## YOUR INSTRUCTIONS
Each line of the listing must be transcribed exactly, except for the images, which should be excluded.

━━━

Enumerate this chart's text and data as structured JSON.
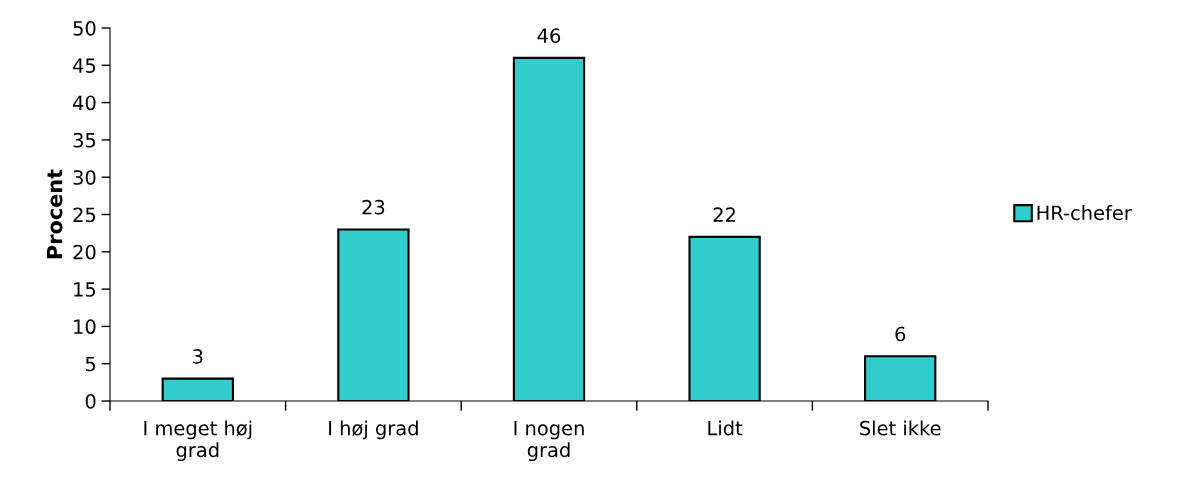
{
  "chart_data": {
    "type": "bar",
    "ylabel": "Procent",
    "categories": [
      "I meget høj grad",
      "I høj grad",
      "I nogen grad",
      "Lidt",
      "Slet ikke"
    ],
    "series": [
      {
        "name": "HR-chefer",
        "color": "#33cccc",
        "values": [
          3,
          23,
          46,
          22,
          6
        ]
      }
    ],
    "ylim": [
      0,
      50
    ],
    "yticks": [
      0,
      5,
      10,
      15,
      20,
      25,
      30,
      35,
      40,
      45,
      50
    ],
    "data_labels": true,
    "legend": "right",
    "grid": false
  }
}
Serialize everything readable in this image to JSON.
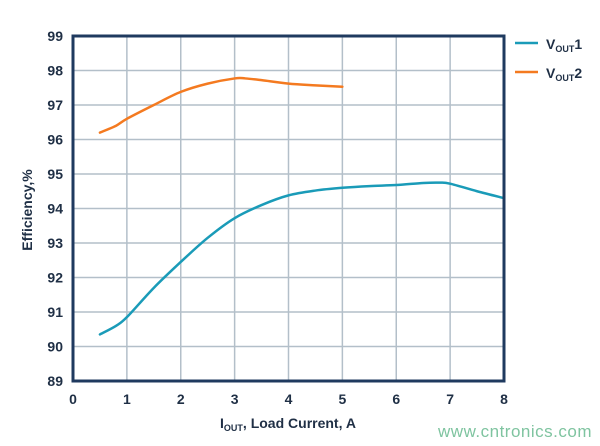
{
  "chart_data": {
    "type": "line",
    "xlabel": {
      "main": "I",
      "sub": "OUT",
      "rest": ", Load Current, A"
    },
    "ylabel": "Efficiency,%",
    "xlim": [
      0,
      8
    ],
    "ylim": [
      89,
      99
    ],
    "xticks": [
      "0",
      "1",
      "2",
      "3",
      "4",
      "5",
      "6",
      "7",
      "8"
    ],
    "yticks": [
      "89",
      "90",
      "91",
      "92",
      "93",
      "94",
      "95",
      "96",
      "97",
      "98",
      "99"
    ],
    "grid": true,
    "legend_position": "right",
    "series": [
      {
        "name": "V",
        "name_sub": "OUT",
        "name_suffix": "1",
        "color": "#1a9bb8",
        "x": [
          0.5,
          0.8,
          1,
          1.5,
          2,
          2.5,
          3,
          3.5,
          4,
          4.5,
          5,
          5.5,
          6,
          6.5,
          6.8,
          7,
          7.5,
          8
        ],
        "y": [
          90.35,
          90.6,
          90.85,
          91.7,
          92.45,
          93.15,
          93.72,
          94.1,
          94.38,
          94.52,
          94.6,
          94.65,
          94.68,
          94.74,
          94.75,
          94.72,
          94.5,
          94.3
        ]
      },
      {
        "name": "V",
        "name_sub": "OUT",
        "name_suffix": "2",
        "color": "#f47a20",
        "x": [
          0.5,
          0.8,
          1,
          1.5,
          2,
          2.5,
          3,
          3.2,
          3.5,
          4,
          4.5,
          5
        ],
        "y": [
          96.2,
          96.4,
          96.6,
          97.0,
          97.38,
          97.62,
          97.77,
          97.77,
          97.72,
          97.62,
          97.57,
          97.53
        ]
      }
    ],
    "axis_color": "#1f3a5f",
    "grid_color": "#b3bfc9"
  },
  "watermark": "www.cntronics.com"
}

━━━

## FINISHED EXERCISE
Enumerate this chart's text and data as structured JSON.
{
  "chart_data": {
    "type": "bar",
    "ylabel": "Procent",
    "categories": [
      "I meget høj grad",
      "I høj grad",
      "I nogen grad",
      "Lidt",
      "Slet ikke"
    ],
    "series": [
      {
        "name": "HR-chefer",
        "color": "#33cccc",
        "values": [
          3,
          23,
          46,
          22,
          6
        ]
      }
    ],
    "ylim": [
      0,
      50
    ],
    "yticks": [
      0,
      5,
      10,
      15,
      20,
      25,
      30,
      35,
      40,
      45,
      50
    ],
    "data_labels": true,
    "legend": "right",
    "grid": false
  }
}
Serialize everything readable in this image to JSON.
{
  "chart_data": {
    "type": "line",
    "xlabel": {
      "main": "I",
      "sub": "OUT",
      "rest": ", Load Current, A"
    },
    "ylabel": "Efficiency,%",
    "xlim": [
      0,
      8
    ],
    "ylim": [
      89,
      99
    ],
    "xticks": [
      "0",
      "1",
      "2",
      "3",
      "4",
      "5",
      "6",
      "7",
      "8"
    ],
    "yticks": [
      "89",
      "90",
      "91",
      "92",
      "93",
      "94",
      "95",
      "96",
      "97",
      "98",
      "99"
    ],
    "grid": true,
    "legend_position": "right",
    "series": [
      {
        "name": "V",
        "name_sub": "OUT",
        "name_suffix": "1",
        "color": "#1a9bb8",
        "x": [
          0.5,
          0.8,
          1,
          1.5,
          2,
          2.5,
          3,
          3.5,
          4,
          4.5,
          5,
          5.5,
          6,
          6.5,
          6.8,
          7,
          7.5,
          8
        ],
        "y": [
          90.35,
          90.6,
          90.85,
          91.7,
          92.45,
          93.15,
          93.72,
          94.1,
          94.38,
          94.52,
          94.6,
          94.65,
          94.68,
          94.74,
          94.75,
          94.72,
          94.5,
          94.3
        ]
      },
      {
        "name": "V",
        "name_sub": "OUT",
        "name_suffix": "2",
        "color": "#f47a20",
        "x": [
          0.5,
          0.8,
          1,
          1.5,
          2,
          2.5,
          3,
          3.2,
          3.5,
          4,
          4.5,
          5
        ],
        "y": [
          96.2,
          96.4,
          96.6,
          97.0,
          97.38,
          97.62,
          97.77,
          97.77,
          97.72,
          97.62,
          97.57,
          97.53
        ]
      }
    ],
    "axis_color": "#1f3a5f",
    "grid_color": "#b3bfc9"
  },
  "watermark": "www.cntronics.com"
}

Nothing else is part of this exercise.